OBJECTIVE: Please transcribe the listing below in full and word for word, without its pictures.

Extracted data entries:

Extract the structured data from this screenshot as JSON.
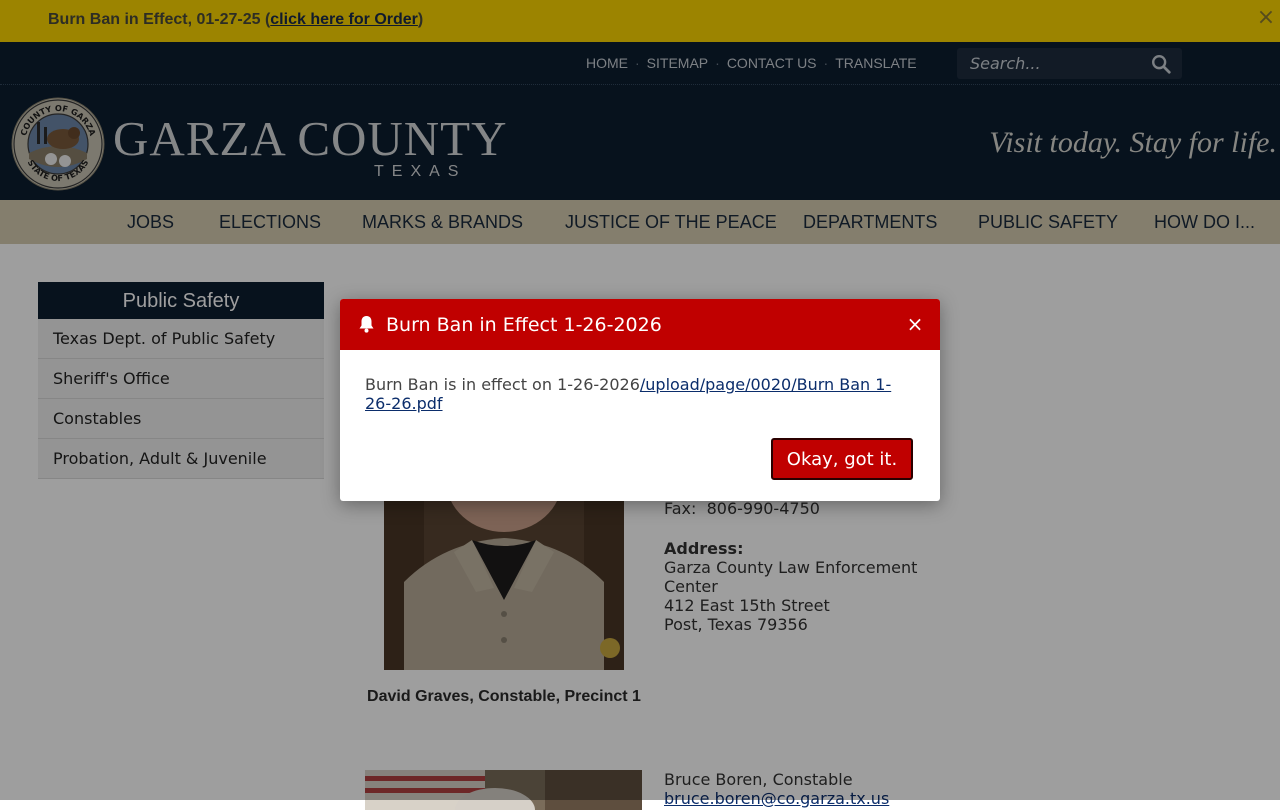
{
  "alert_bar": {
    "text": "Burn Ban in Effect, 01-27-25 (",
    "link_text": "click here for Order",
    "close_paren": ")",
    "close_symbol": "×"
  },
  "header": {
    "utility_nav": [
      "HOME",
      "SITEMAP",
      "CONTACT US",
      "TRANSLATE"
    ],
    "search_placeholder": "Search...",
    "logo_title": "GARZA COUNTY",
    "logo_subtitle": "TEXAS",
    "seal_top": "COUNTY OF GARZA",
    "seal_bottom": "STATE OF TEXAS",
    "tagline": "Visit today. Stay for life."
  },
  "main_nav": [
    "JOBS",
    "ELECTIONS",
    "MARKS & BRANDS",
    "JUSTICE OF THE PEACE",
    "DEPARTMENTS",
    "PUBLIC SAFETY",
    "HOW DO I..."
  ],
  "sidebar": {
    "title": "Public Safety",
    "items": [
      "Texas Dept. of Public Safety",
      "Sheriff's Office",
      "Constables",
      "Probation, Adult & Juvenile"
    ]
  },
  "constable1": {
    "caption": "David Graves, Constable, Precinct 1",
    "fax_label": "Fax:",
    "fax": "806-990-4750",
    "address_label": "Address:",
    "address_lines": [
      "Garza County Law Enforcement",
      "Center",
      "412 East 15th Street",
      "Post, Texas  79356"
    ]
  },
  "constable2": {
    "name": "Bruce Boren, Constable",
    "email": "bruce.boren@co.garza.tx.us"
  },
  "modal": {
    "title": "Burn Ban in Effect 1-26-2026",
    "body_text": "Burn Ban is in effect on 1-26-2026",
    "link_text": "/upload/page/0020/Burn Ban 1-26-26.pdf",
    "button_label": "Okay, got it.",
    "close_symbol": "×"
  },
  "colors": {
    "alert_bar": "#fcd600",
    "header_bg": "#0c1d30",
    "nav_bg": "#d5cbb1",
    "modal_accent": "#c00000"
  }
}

FULL OUTPUT:
Extract the structured data from this screenshot as JSON.
{
  "alert_bar": {
    "text": "Burn Ban in Effect, 01-27-25 (",
    "link_text": "click here for Order",
    "close_paren": ")",
    "close_symbol": "×"
  },
  "header": {
    "utility_nav": [
      "HOME",
      "SITEMAP",
      "CONTACT US",
      "TRANSLATE"
    ],
    "search_placeholder": "Search...",
    "logo_title": "GARZA COUNTY",
    "logo_subtitle": "TEXAS",
    "seal_top": "COUNTY OF GARZA",
    "seal_bottom": "STATE OF TEXAS",
    "tagline": "Visit today. Stay for life."
  },
  "main_nav": [
    "JOBS",
    "ELECTIONS",
    "MARKS & BRANDS",
    "JUSTICE OF THE PEACE",
    "DEPARTMENTS",
    "PUBLIC SAFETY",
    "HOW DO I..."
  ],
  "sidebar": {
    "title": "Public Safety",
    "items": [
      "Texas Dept. of Public Safety",
      "Sheriff's Office",
      "Constables",
      "Probation, Adult & Juvenile"
    ]
  },
  "constable1": {
    "caption": "David Graves, Constable, Precinct 1",
    "fax_label": "Fax:",
    "fax": "806-990-4750",
    "address_label": "Address:",
    "address_lines": [
      "Garza County Law Enforcement",
      "Center",
      "412 East 15th Street",
      "Post, Texas  79356"
    ]
  },
  "constable2": {
    "name": "Bruce Boren, Constable",
    "email": "bruce.boren@co.garza.tx.us"
  },
  "modal": {
    "title": "Burn Ban in Effect 1-26-2026",
    "body_text": "Burn Ban is in effect on 1-26-2026",
    "link_text": "/upload/page/0020/Burn Ban 1-26-26.pdf",
    "button_label": "Okay, got it.",
    "close_symbol": "×"
  },
  "colors": {
    "alert_bar": "#fcd600",
    "header_bg": "#0c1d30",
    "nav_bg": "#d5cbb1",
    "modal_accent": "#c00000"
  }
}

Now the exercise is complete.